List all lines in the material below that contain "problema".

§ §

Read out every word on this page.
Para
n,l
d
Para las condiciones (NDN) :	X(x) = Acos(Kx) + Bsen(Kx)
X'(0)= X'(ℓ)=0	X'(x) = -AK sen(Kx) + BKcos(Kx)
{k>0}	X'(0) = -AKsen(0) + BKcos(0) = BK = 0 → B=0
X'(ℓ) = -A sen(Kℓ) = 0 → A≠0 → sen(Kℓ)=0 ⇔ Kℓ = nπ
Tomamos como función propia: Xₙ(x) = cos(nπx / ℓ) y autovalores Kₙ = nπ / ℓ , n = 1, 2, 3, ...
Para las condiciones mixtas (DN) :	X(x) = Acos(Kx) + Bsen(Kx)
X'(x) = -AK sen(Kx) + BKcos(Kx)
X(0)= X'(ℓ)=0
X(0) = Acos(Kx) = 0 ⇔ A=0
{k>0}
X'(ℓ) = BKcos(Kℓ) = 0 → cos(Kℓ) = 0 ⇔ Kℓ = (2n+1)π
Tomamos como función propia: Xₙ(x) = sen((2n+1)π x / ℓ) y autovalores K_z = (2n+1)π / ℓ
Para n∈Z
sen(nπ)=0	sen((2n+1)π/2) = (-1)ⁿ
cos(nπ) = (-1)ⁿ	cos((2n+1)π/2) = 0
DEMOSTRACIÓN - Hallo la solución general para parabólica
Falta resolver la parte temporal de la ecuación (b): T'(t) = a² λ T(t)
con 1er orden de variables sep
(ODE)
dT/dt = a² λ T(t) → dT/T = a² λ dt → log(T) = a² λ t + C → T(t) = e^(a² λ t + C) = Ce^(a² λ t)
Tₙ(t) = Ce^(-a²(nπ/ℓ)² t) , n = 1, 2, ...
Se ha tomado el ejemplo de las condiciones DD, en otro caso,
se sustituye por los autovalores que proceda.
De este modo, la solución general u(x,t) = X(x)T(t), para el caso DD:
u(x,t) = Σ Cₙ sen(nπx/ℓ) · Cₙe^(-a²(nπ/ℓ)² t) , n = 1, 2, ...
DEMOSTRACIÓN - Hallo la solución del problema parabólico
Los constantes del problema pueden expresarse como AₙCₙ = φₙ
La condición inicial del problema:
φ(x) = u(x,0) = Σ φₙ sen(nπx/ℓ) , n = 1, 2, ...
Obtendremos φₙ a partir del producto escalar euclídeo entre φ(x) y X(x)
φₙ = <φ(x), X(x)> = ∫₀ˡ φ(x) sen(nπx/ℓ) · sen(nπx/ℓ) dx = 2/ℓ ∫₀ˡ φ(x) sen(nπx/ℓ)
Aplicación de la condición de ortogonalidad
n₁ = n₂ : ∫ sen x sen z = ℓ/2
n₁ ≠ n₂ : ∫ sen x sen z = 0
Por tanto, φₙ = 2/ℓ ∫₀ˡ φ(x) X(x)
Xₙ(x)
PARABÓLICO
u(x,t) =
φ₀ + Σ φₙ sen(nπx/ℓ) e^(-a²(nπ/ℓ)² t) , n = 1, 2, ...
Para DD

§ §

◆ ANSWER ◆
DEMOSTRACIÓN - Hallo la solución del problema parabólico
Los constantes del problema pueden expresarse como AₙCₙ = φₙ
La condición inicial del problema:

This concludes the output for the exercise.